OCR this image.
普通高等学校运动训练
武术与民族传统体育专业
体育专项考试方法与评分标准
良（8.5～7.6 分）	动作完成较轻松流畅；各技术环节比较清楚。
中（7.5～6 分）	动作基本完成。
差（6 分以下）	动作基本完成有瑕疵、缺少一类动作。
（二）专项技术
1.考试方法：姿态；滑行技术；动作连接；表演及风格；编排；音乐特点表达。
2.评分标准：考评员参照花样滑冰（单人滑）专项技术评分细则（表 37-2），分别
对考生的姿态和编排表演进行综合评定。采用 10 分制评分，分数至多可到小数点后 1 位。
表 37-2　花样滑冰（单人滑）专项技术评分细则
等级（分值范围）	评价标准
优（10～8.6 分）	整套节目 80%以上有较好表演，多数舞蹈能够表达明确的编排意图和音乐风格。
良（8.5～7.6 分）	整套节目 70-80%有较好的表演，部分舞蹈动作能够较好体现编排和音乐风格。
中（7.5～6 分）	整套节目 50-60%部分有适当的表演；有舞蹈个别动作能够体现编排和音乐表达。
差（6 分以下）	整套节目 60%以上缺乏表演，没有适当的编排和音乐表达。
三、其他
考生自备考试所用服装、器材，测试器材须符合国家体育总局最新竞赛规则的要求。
_____
● **SHORT PROBLEM**:
Extract every entry above as it appears.

● **TASK SOLUTION**:
OCR this image.
普通高等学校运动训练
武术与民族传统体育专业
体育专项考试方法与评分标准
良（8.5～7.6 分）	动作完成较轻松流畅；各技术环节比较清楚。
中（7.5～6 分）	动作基本完成。
差（6 分以下）	动作基本完成有瑕疵、缺少一类动作。
（二）专项技术
1.考试方法：姿态；滑行技术；动作连接；表演及风格；编排；音乐特点表达。
2.评分标准：考评员参照花样滑冰（单人滑）专项技术评分细则（表 37-2），分别
对考生的姿态和编排表演进行综合评定。采用 10 分制评分，分数至多可到小数点后 1 位。
表 37-2　花样滑冰（单人滑）专项技术评分细则
等级（分值范围）	评价标准
优（10～8.6 分）	整套节目 80%以上有较好表演，多数舞蹈能够表达明确的编排意图和音乐风格。
良（8.5～7.6 分）	整套节目 70-80%有较好的表演，部分舞蹈动作能够较好体现编排和音乐风格。
中（7.5～6 分）	整套节目 50-60%部分有适当的表演；有舞蹈个别动作能够体现编排和音乐表达。
差（6 分以下）	整套节目 60%以上缺乏表演，没有适当的编排和音乐表达。
三、其他
考生自备考试所用服装、器材，测试器材须符合国家体育总局最新竞赛规则的要求。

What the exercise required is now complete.